PROMPT:
Every entry needs to be printed exactly, please.

# # # # #

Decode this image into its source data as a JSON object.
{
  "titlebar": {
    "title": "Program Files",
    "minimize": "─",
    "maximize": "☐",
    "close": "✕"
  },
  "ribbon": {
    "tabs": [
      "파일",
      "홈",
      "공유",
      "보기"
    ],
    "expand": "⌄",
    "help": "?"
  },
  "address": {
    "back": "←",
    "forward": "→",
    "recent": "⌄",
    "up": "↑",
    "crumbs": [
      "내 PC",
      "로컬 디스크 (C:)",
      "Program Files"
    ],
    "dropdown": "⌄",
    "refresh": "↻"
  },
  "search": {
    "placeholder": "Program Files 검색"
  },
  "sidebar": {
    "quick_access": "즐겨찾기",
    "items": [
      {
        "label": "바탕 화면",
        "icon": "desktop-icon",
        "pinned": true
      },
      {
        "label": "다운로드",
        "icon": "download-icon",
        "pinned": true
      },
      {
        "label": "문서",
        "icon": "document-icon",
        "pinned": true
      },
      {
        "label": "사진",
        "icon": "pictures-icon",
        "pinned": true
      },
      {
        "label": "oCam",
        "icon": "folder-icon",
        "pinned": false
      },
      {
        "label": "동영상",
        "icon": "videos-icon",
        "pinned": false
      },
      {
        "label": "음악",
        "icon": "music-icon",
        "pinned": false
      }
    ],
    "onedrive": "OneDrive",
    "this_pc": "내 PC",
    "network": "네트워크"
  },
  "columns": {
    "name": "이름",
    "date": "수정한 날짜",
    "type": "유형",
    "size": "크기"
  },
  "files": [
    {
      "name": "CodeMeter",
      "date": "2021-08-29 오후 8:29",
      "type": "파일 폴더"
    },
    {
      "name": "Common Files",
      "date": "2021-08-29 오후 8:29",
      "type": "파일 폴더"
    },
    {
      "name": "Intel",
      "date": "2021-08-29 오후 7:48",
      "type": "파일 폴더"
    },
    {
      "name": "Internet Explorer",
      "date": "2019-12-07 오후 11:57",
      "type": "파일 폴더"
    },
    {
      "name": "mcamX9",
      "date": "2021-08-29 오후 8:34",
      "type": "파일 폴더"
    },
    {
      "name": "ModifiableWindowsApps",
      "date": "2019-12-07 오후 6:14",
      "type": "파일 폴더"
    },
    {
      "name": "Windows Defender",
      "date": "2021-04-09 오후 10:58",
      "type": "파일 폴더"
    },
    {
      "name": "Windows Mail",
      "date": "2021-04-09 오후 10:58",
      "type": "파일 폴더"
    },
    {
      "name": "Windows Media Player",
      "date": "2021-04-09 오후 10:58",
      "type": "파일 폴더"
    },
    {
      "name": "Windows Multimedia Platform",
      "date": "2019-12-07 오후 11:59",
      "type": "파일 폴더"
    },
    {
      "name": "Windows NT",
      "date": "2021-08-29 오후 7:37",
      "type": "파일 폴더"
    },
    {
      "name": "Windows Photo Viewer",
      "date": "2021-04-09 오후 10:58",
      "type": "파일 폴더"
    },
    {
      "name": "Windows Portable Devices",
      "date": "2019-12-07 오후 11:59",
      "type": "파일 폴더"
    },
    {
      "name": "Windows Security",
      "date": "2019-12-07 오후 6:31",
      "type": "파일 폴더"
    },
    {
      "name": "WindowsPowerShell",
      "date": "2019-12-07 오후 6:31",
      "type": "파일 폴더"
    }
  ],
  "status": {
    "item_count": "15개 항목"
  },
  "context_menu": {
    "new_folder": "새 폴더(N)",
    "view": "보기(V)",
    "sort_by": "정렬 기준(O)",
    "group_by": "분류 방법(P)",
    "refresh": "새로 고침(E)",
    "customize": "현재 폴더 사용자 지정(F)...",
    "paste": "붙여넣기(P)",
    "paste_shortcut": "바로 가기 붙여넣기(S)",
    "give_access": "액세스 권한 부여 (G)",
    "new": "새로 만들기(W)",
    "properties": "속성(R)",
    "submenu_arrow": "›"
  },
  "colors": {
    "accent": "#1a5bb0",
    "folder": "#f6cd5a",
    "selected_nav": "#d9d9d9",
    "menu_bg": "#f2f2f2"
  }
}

# # # # #

WRITTEN SOLUTION:
Decode this image into its source data as a JSON object.
{
  "titlebar": {
    "title": "Program Files",
    "minimize": "─",
    "maximize": "☐",
    "close": "✕"
  },
  "ribbon": {
    "tabs": [
      "파일",
      "홈",
      "공유",
      "보기"
    ],
    "expand": "⌄",
    "help": "?"
  },
  "address": {
    "back": "←",
    "forward": "→",
    "recent": "⌄",
    "up": "↑",
    "crumbs": [
      "내 PC",
      "로컬 디스크 (C:)",
      "Program Files"
    ],
    "dropdown": "⌄",
    "refresh": "↻"
  },
  "search": {
    "placeholder": "Program Files 검색"
  },
  "sidebar": {
    "quick_access": "즐겨찾기",
    "items": [
      {
        "label": "바탕 화면",
        "icon": "desktop-icon",
        "pinned": true
      },
      {
        "label": "다운로드",
        "icon": "download-icon",
        "pinned": true
      },
      {
        "label": "문서",
        "icon": "document-icon",
        "pinned": true
      },
      {
        "label": "사진",
        "icon": "pictures-icon",
        "pinned": true
      },
      {
        "label": "oCam",
        "icon": "folder-icon",
        "pinned": false
      },
      {
        "label": "동영상",
        "icon": "videos-icon",
        "pinned": false
      },
      {
        "label": "음악",
        "icon": "music-icon",
        "pinned": false
      }
    ],
    "onedrive": "OneDrive",
    "this_pc": "내 PC",
    "network": "네트워크"
  },
  "columns": {
    "name": "이름",
    "date": "수정한 날짜",
    "type": "유형",
    "size": "크기"
  },
  "files": [
    {
      "name": "CodeMeter",
      "date": "2021-08-29 오후 8:29",
      "type": "파일 폴더"
    },
    {
      "name": "Common Files",
      "date": "2021-08-29 오후 8:29",
      "type": "파일 폴더"
    },
    {
      "name": "Intel",
      "date": "2021-08-29 오후 7:48",
      "type": "파일 폴더"
    },
    {
      "name": "Internet Explorer",
      "date": "2019-12-07 오후 11:57",
      "type": "파일 폴더"
    },
    {
      "name": "mcamX9",
      "date": "2021-08-29 오후 8:34",
      "type": "파일 폴더"
    },
    {
      "name": "ModifiableWindowsApps",
      "date": "2019-12-07 오후 6:14",
      "type": "파일 폴더"
    },
    {
      "name": "Windows Defender",
      "date": "2021-04-09 오후 10:58",
      "type": "파일 폴더"
    },
    {
      "name": "Windows Mail",
      "date": "2021-04-09 오후 10:58",
      "type": "파일 폴더"
    },
    {
      "name": "Windows Media Player",
      "date": "2021-04-09 오후 10:58",
      "type": "파일 폴더"
    },
    {
      "name": "Windows Multimedia Platform",
      "date": "2019-12-07 오후 11:59",
      "type": "파일 폴더"
    },
    {
      "name": "Windows NT",
      "date": "2021-08-29 오후 7:37",
      "type": "파일 폴더"
    },
    {
      "name": "Windows Photo Viewer",
      "date": "2021-04-09 오후 10:58",
      "type": "파일 폴더"
    },
    {
      "name": "Windows Portable Devices",
      "date": "2019-12-07 오후 11:59",
      "type": "파일 폴더"
    },
    {
      "name": "Windows Security",
      "date": "2019-12-07 오후 6:31",
      "type": "파일 폴더"
    },
    {
      "name": "WindowsPowerShell",
      "date": "2019-12-07 오후 6:31",
      "type": "파일 폴더"
    }
  ],
  "status": {
    "item_count": "15개 항목"
  },
  "context_menu": {
    "new_folder": "새 폴더(N)",
    "view": "보기(V)",
    "sort_by": "정렬 기준(O)",
    "group_by": "분류 방법(P)",
    "refresh": "새로 고침(E)",
    "customize": "현재 폴더 사용자 지정(F)...",
    "paste": "붙여넣기(P)",
    "paste_shortcut": "바로 가기 붙여넣기(S)",
    "give_access": "액세스 권한 부여 (G)",
    "new": "새로 만들기(W)",
    "properties": "속성(R)",
    "submenu_arrow": "›"
  },
  "colors": {
    "accent": "#1a5bb0",
    "folder": "#f6cd5a",
    "selected_nav": "#d9d9d9",
    "menu_bg": "#f2f2f2"
  }
}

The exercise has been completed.